Stored data entries:
--------
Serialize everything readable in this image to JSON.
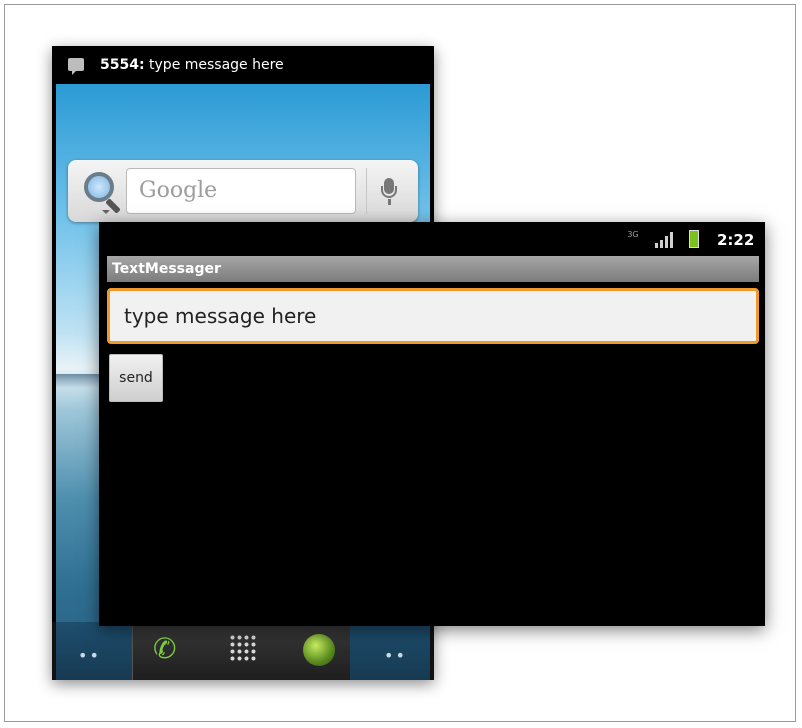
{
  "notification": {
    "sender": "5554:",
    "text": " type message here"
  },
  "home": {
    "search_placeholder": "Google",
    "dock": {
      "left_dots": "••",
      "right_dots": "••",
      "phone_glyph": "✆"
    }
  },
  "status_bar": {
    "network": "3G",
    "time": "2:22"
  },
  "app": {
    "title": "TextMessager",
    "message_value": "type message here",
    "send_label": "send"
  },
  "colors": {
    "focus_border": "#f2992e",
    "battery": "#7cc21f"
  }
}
--------
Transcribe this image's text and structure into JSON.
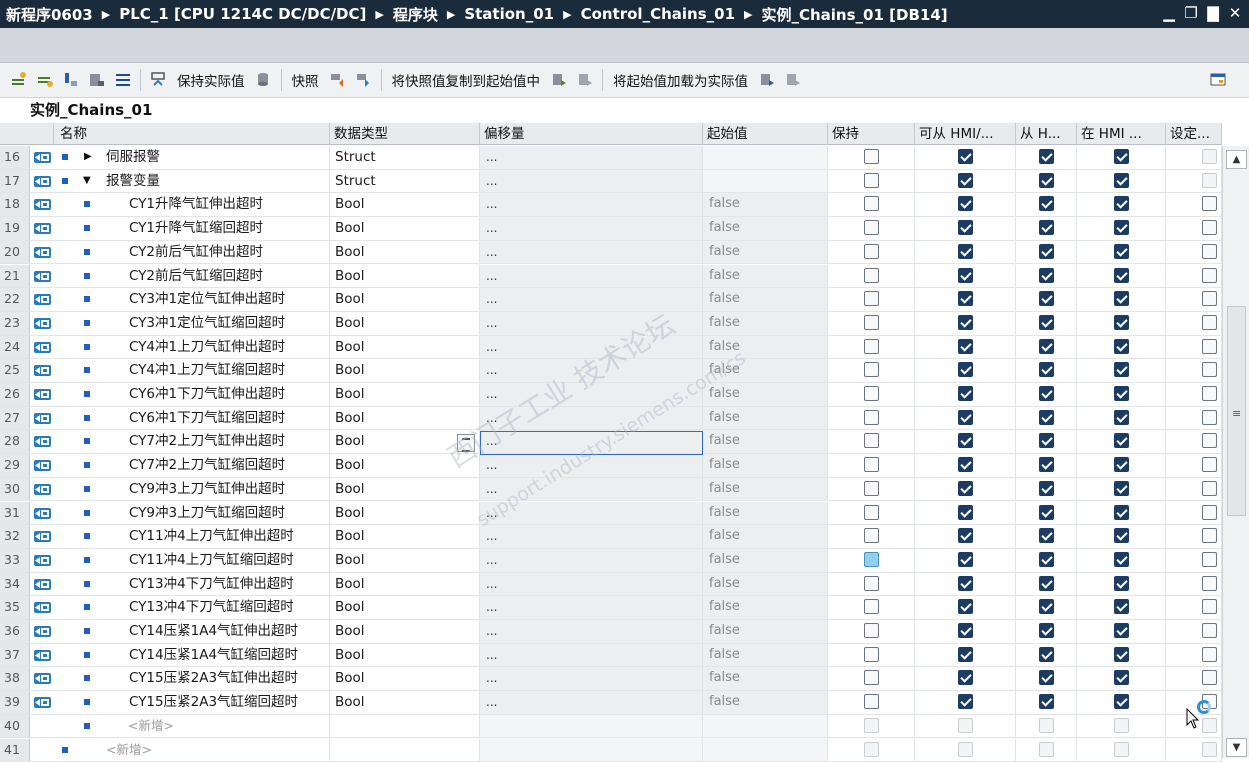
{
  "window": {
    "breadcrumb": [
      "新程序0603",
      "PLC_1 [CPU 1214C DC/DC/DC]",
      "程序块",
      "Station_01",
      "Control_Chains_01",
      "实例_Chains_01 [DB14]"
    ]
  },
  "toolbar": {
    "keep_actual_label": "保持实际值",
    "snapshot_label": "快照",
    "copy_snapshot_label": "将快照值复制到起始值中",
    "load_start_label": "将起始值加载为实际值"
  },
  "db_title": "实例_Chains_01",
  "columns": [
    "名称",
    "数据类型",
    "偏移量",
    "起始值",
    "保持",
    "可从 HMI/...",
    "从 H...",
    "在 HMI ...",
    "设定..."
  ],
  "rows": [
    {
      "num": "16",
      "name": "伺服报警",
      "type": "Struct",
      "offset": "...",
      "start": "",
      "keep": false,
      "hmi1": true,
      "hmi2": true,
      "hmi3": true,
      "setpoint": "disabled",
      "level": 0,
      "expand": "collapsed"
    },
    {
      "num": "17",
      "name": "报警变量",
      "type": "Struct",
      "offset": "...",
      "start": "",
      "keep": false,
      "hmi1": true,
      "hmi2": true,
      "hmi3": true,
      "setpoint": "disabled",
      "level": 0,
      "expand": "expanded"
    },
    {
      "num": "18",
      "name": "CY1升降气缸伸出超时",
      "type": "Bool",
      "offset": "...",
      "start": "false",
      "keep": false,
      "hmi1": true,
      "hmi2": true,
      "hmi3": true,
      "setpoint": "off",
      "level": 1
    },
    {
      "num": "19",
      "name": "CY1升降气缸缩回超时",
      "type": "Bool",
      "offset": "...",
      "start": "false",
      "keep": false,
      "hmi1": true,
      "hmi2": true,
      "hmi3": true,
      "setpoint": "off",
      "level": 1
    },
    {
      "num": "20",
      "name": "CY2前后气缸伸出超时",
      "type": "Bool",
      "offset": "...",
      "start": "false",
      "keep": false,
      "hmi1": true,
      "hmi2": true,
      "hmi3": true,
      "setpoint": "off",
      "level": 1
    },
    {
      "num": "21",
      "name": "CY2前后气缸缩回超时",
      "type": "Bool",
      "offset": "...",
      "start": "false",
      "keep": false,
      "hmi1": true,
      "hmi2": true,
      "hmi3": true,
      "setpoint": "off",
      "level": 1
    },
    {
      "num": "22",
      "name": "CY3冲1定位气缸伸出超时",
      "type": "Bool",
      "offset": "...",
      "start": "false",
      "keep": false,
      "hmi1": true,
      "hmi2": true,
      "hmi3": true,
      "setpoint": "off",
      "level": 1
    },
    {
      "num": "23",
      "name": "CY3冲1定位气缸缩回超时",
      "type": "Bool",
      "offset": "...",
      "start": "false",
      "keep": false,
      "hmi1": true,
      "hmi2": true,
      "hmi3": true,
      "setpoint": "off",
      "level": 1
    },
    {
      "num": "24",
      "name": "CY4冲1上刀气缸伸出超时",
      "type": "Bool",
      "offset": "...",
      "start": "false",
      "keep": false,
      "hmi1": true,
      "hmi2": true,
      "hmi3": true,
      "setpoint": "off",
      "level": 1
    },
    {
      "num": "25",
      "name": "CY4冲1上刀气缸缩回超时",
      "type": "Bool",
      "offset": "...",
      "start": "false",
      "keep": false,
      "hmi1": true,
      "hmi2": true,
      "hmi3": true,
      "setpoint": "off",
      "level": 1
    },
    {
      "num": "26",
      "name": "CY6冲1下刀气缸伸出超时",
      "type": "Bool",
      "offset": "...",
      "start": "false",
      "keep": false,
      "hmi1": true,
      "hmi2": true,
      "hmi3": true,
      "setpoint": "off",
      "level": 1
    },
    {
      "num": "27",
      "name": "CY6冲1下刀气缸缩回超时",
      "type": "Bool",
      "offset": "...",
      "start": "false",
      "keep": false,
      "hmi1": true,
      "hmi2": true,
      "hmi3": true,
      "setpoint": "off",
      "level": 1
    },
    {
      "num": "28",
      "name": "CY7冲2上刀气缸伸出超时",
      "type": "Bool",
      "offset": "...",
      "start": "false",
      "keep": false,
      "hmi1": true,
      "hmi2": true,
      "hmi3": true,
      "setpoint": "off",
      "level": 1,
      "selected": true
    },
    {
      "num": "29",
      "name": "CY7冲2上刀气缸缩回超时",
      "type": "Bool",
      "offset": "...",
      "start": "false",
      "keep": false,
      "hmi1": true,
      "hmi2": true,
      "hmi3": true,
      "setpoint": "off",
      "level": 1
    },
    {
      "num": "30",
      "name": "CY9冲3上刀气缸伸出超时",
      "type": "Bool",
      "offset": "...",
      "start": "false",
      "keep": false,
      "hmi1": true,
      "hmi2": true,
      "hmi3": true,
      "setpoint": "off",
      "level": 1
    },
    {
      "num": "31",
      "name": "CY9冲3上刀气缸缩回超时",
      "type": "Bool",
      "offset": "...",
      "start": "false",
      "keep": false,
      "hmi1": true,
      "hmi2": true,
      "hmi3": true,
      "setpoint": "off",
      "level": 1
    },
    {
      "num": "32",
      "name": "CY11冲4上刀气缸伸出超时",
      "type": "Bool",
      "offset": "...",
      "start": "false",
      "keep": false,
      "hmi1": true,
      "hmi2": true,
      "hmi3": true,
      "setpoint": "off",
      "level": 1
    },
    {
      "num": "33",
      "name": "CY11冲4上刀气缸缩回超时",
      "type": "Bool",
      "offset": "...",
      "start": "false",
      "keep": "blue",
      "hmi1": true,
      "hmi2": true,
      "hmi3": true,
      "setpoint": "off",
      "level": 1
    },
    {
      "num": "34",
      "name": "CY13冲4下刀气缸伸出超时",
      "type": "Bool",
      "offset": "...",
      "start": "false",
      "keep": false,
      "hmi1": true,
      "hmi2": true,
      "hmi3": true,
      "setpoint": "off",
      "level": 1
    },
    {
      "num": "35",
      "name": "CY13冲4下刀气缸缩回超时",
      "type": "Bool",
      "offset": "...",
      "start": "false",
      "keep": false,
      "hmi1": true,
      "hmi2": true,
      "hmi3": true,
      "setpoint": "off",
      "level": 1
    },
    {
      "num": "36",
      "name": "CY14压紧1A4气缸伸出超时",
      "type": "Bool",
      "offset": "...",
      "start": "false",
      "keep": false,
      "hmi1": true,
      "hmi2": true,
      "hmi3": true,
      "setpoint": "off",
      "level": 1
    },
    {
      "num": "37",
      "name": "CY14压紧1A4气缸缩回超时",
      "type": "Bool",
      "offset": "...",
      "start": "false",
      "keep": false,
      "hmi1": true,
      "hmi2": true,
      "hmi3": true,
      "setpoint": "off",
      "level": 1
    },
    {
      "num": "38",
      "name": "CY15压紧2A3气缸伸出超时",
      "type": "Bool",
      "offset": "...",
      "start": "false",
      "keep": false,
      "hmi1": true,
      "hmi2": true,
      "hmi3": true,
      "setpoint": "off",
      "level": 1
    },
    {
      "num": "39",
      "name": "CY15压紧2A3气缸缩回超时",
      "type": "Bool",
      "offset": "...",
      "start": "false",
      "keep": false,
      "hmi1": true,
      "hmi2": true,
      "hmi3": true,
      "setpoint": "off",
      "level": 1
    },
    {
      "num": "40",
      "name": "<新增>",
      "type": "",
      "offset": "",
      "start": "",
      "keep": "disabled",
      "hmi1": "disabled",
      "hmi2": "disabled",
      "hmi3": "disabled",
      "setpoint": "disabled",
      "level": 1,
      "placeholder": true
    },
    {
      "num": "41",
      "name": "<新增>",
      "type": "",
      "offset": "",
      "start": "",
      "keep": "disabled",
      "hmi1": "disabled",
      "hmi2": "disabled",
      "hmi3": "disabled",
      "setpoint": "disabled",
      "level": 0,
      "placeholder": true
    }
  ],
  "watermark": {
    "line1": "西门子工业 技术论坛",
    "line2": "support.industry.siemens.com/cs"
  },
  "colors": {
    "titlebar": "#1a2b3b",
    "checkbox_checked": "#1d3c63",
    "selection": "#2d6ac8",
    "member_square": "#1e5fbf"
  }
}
--------
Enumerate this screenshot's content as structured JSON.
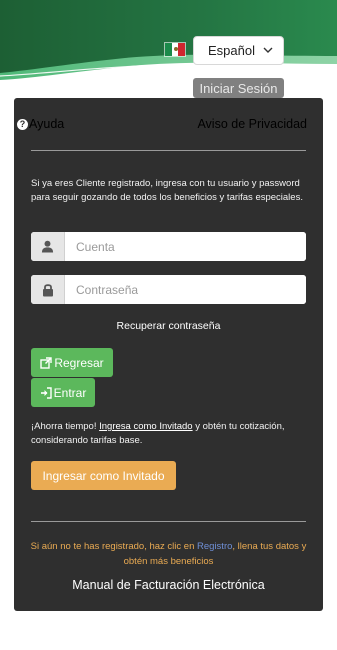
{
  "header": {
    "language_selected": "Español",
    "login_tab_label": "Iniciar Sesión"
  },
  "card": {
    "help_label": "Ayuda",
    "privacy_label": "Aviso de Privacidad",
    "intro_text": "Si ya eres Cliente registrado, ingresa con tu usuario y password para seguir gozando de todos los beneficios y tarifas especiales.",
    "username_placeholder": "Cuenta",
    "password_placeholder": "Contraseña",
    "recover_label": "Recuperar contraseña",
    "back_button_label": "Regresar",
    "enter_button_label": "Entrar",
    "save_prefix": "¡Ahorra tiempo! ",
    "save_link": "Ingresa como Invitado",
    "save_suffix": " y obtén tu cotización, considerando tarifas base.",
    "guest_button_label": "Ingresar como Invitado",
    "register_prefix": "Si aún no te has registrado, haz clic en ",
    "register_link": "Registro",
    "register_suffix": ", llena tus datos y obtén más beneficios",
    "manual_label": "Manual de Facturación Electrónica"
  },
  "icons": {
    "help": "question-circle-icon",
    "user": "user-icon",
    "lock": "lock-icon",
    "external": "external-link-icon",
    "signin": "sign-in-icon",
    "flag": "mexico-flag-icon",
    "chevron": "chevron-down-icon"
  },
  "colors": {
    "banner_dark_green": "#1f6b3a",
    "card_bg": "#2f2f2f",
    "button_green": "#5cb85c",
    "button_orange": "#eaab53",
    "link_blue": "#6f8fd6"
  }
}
--------
## What is asked
Locate the lines above that hold the word "JSON". Show every one of them.

## Exercise output
Serialize everything readable in this image to JSON.
Transcribe this image's text and structure into JSON.
Enumerate this screenshot's content as structured JSON.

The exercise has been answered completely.